## start Dataset extract
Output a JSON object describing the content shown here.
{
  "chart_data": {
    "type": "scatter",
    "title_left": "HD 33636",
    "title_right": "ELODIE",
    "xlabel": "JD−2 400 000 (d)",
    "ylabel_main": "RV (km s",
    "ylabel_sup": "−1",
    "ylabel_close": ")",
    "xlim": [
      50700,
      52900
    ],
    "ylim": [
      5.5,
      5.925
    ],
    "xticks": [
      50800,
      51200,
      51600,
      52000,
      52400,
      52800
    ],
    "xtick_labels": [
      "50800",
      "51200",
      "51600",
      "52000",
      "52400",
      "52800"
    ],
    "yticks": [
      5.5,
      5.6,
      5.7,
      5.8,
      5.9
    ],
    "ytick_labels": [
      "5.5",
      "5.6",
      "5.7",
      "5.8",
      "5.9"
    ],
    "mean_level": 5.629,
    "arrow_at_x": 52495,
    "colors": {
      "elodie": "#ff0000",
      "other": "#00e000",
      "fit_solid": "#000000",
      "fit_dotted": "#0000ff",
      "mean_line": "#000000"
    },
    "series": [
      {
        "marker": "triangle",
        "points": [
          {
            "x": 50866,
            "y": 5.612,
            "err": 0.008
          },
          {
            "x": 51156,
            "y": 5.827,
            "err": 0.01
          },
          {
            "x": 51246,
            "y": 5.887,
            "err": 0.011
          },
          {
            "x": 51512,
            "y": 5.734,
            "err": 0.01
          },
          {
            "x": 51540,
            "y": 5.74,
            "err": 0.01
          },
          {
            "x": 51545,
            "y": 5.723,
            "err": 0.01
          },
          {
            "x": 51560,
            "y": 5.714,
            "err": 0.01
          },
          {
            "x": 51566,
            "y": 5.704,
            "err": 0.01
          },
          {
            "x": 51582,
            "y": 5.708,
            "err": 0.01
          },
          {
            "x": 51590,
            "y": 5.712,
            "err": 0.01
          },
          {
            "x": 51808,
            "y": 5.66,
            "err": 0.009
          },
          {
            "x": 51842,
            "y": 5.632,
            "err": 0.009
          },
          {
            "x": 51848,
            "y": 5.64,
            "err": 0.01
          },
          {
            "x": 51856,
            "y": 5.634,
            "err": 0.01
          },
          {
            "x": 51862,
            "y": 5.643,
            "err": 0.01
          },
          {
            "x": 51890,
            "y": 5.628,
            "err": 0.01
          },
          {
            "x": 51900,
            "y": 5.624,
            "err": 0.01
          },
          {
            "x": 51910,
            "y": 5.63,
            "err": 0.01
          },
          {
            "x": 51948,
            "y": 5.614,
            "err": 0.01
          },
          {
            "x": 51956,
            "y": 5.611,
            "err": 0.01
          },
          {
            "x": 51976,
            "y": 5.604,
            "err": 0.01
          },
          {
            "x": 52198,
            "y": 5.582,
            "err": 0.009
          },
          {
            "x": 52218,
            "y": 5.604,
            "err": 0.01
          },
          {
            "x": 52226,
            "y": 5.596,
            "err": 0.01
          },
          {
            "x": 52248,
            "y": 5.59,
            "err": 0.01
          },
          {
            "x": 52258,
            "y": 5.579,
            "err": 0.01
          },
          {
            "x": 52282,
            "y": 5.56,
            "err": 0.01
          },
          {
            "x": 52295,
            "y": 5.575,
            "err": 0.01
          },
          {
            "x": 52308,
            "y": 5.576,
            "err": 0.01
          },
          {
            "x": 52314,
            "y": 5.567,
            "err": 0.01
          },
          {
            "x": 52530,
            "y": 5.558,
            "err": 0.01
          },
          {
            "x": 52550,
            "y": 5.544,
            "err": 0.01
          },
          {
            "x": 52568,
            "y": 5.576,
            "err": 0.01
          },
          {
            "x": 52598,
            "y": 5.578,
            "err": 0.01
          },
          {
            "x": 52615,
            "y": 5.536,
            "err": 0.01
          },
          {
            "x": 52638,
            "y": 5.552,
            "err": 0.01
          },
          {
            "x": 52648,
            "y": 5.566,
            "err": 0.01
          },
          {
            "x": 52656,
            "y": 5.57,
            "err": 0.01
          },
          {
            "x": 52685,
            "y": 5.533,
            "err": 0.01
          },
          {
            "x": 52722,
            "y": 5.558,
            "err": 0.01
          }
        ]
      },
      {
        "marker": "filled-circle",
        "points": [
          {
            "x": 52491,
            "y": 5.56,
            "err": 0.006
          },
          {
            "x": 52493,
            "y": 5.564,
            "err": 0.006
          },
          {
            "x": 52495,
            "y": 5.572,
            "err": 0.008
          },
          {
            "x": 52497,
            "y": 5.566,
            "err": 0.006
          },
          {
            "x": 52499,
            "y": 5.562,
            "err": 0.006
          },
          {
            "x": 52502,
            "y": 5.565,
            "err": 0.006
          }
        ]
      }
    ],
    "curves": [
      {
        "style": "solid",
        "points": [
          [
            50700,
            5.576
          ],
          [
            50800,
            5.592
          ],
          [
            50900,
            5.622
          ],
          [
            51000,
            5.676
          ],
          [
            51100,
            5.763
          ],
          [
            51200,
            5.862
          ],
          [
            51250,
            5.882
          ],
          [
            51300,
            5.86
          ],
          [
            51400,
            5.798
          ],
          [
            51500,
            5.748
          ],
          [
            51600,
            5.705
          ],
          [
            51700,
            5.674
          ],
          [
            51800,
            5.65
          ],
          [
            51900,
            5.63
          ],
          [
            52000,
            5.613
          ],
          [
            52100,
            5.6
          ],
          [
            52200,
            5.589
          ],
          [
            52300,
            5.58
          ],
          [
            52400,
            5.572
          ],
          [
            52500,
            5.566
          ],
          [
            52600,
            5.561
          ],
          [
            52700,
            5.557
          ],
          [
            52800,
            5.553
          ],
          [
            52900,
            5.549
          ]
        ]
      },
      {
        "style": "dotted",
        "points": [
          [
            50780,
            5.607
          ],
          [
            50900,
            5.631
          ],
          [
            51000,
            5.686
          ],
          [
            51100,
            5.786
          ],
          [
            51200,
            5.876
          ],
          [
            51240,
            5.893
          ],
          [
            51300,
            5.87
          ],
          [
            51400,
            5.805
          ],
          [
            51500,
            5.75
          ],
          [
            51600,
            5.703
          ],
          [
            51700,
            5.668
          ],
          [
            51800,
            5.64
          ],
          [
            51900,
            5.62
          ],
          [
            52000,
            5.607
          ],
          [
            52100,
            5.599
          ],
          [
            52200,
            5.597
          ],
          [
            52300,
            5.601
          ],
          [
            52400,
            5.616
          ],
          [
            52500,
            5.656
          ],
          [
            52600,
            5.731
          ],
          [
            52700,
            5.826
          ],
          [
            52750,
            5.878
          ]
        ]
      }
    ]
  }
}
## end Dataset extract
__Written task__. Copy out each line of the material that holds the word "marker".

__Final result__.
        "marker": "triangle",
        "marker": "filled-circle",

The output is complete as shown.